• The request: Pull out every line below holding the word "Глава".

═══ Record set

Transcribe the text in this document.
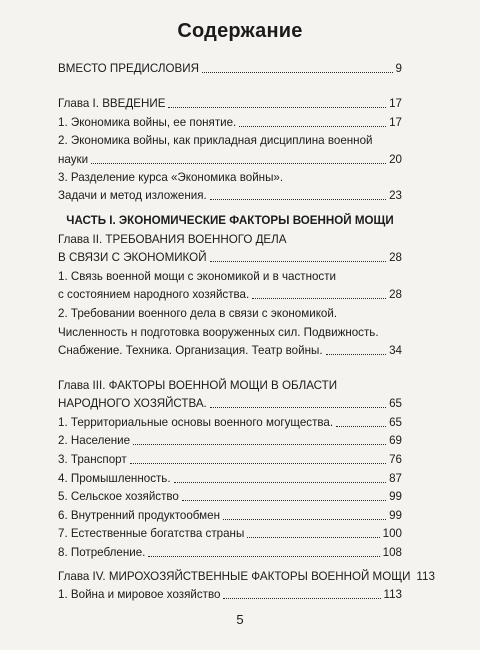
Содержание
ВМЕСТО ПРЕДИСЛОВИЯ	9
Глава I. ВВЕДЕНИЕ	17
1. Экономика войны, ее понятие.	17
2. Экономика войны, как прикладная дисциплина военной
науки	20
3. Разделение курса «Экономика войны».
Задачи и метод изложения.	23
ЧАСТЬ I. ЭКОНОМИЧЕСКИЕ ФАКТОРЫ ВОЕННОЙ МОЩИ
Глава II. ТРЕБОВАНИЯ ВОЕННОГО ДЕЛА
В СВЯЗИ С ЭКОНОМИКОЙ	28
1. Связь военной мощи с экономикой и в частности
с состоянием народного хозяйства.	28
2. Требовании военного дела в связи с экономикой.
Численность н подготовка вооруженных сил. Подвижность.
Снабжение. Техника. Организация. Театр войны.	34
Глава III. ФАКТОРЫ ВОЕННОЙ МОЩИ В ОБЛАСТИ
НАРОДНОГО ХОЗЯЙСТВА.	65
1. Территориальные основы военного могущества.	65
2. Население	69
3. Транспорт	76
4. Промышленность.	87
5. Сельское хозяйство	99
6. Внутренний продуктообмен	99
7. Естественные богатства страны	100
8. Потребление.	108
Глава IV. МИРОХОЗЯЙСТВЕННЫЕ ФАКТОРЫ ВОЕННОЙ МОЩИ 113
1. Война и мировое хозяйство	113
5
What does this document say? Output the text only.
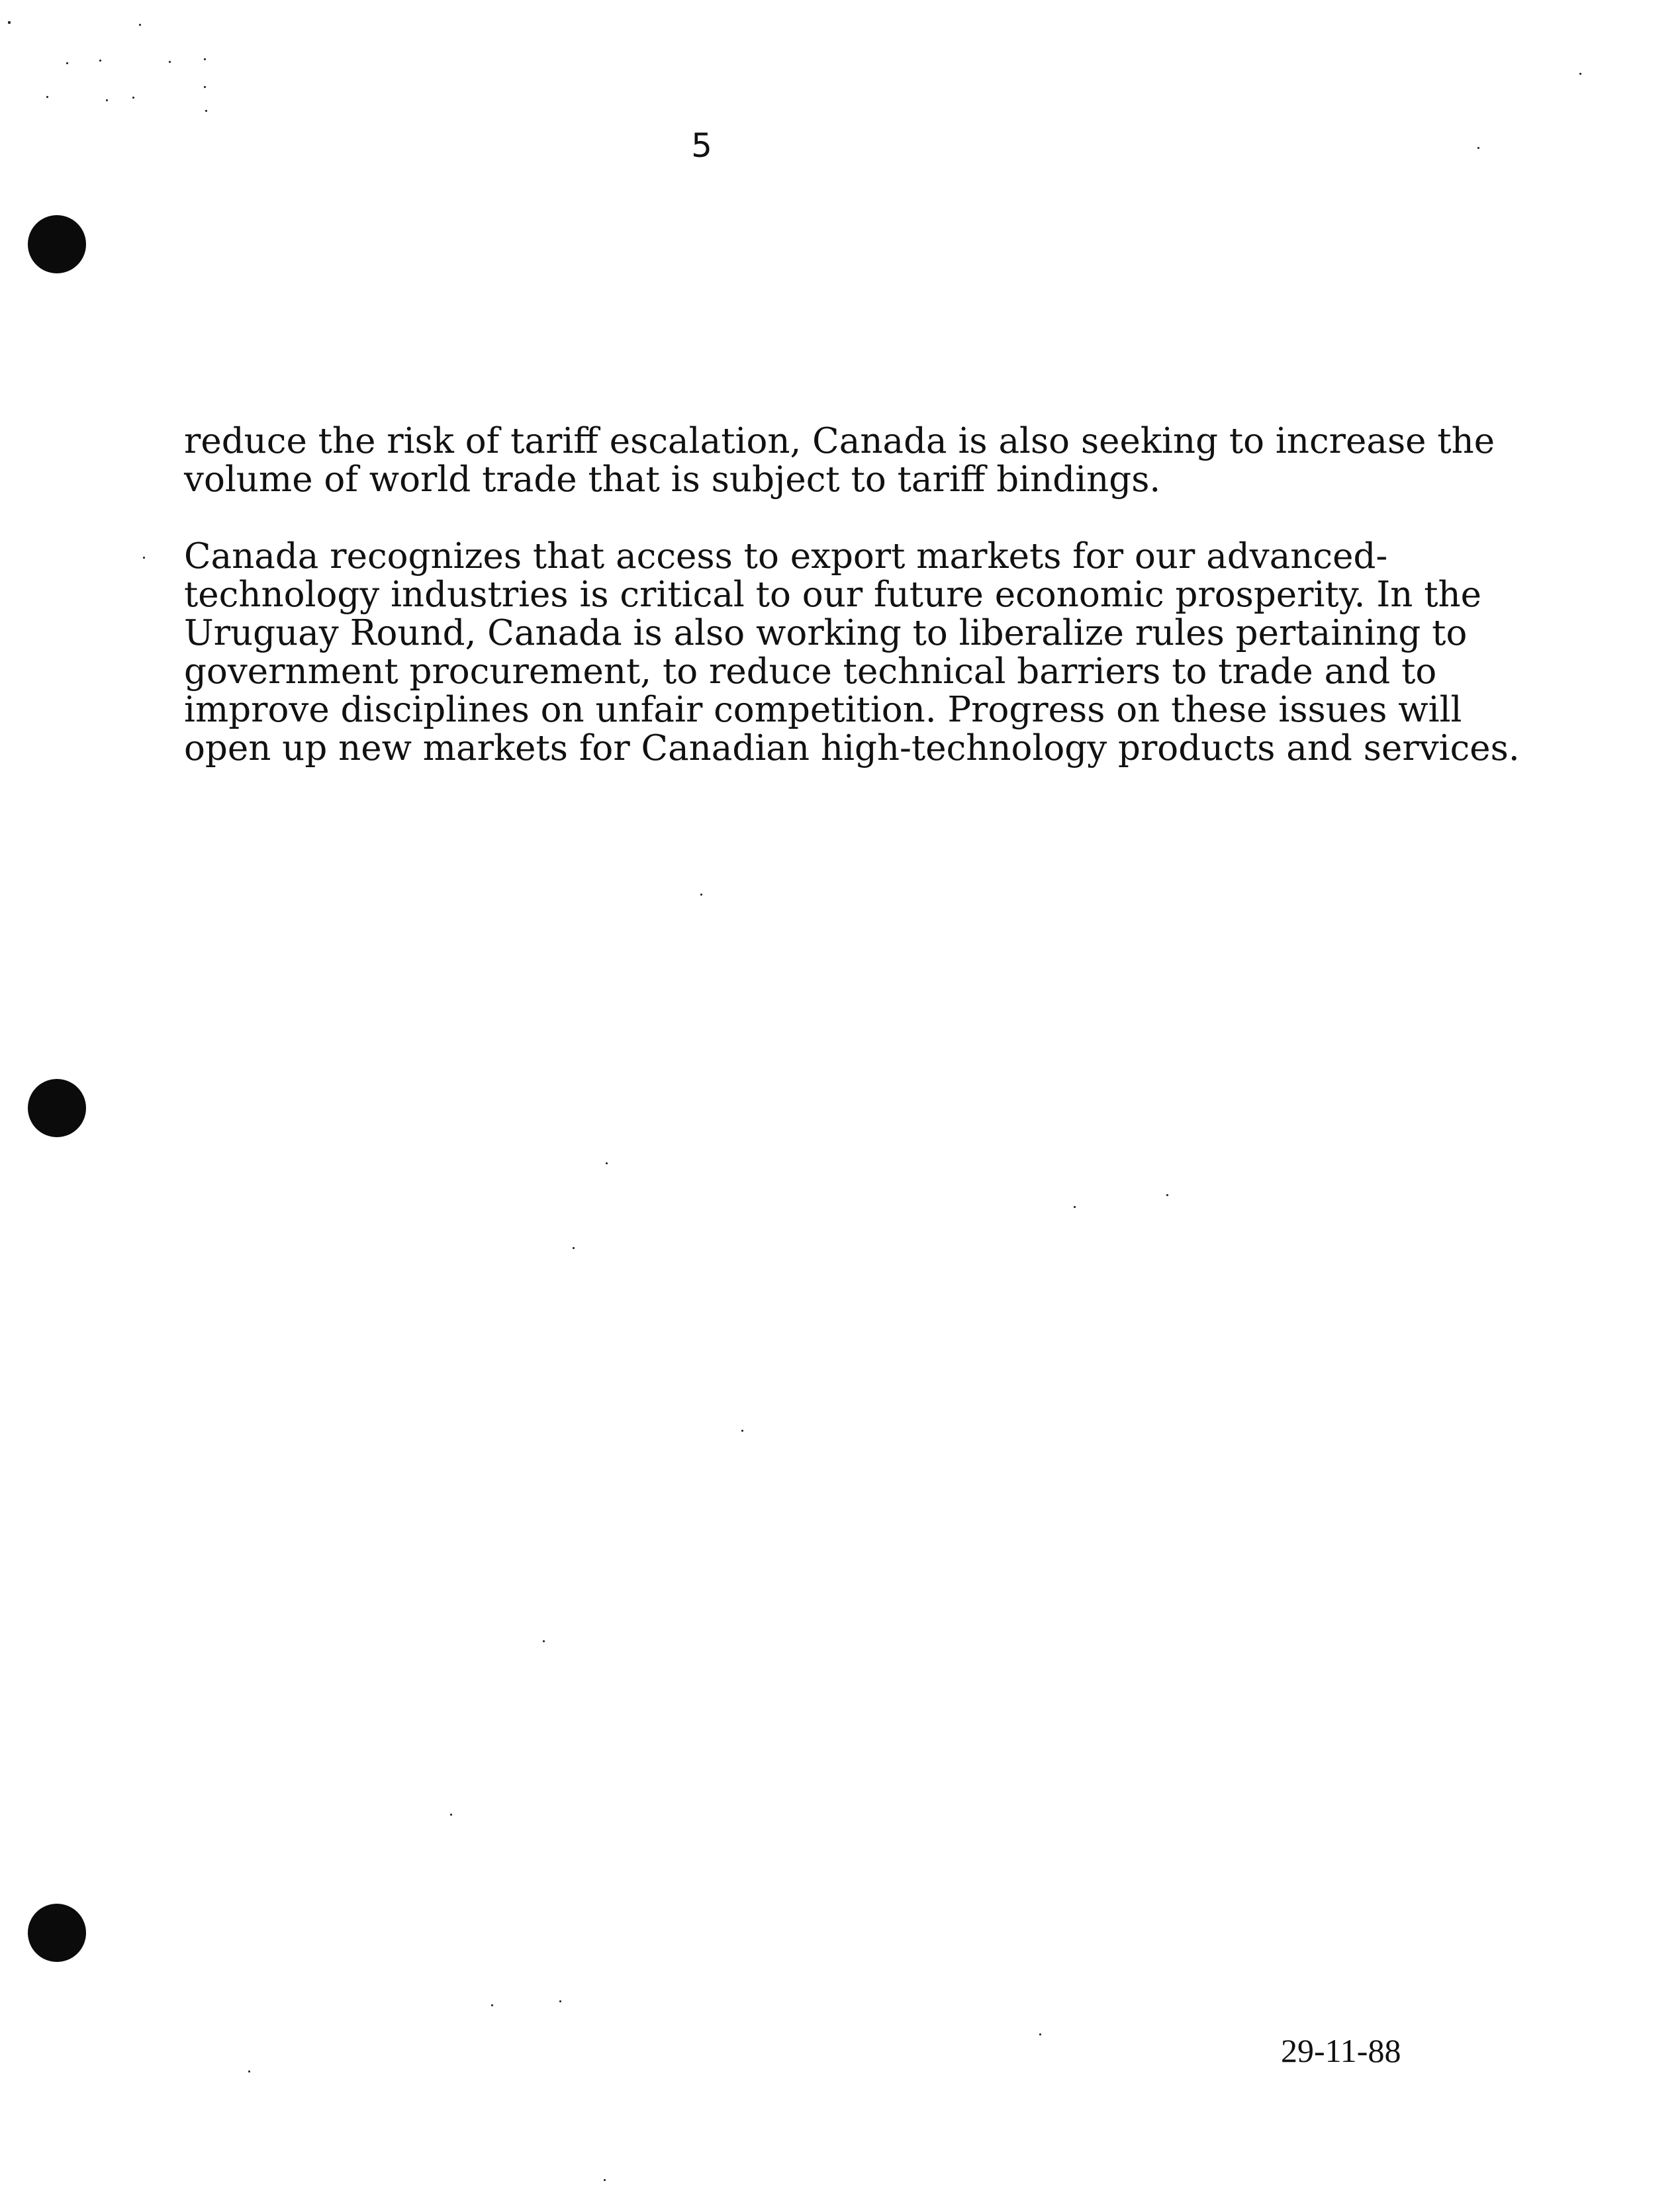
5

reduce the risk of tariff escalation, Canada is also seeking to increase the
volume of world trade that is subject to tariff bindings.

Canada recognizes that access to export markets for our advanced-
technology industries is critical to our future economic prosperity. In the
Uruguay Round, Canada is also working to liberalize rules pertaining to
government procurement, to reduce technical barriers to trade and to
improve disciplines on unfair competition. Progress on these issues will
open up new markets for Canadian high-technology products and services.

29-11-88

══════

• Task output:
Глава I. ВВЕДЕНИЕ	17
Глава II. ТРЕБОВАНИЯ ВОЕННОГО ДЕЛА
Глава III. ФАКТОРЫ ВОЕННОЙ МОЩИ В ОБЛАСТИ
Глава IV. МИРОХОЗЯЙСТВЕННЫЕ ФАКТОРЫ ВОЕННОЙ МОЩИ 113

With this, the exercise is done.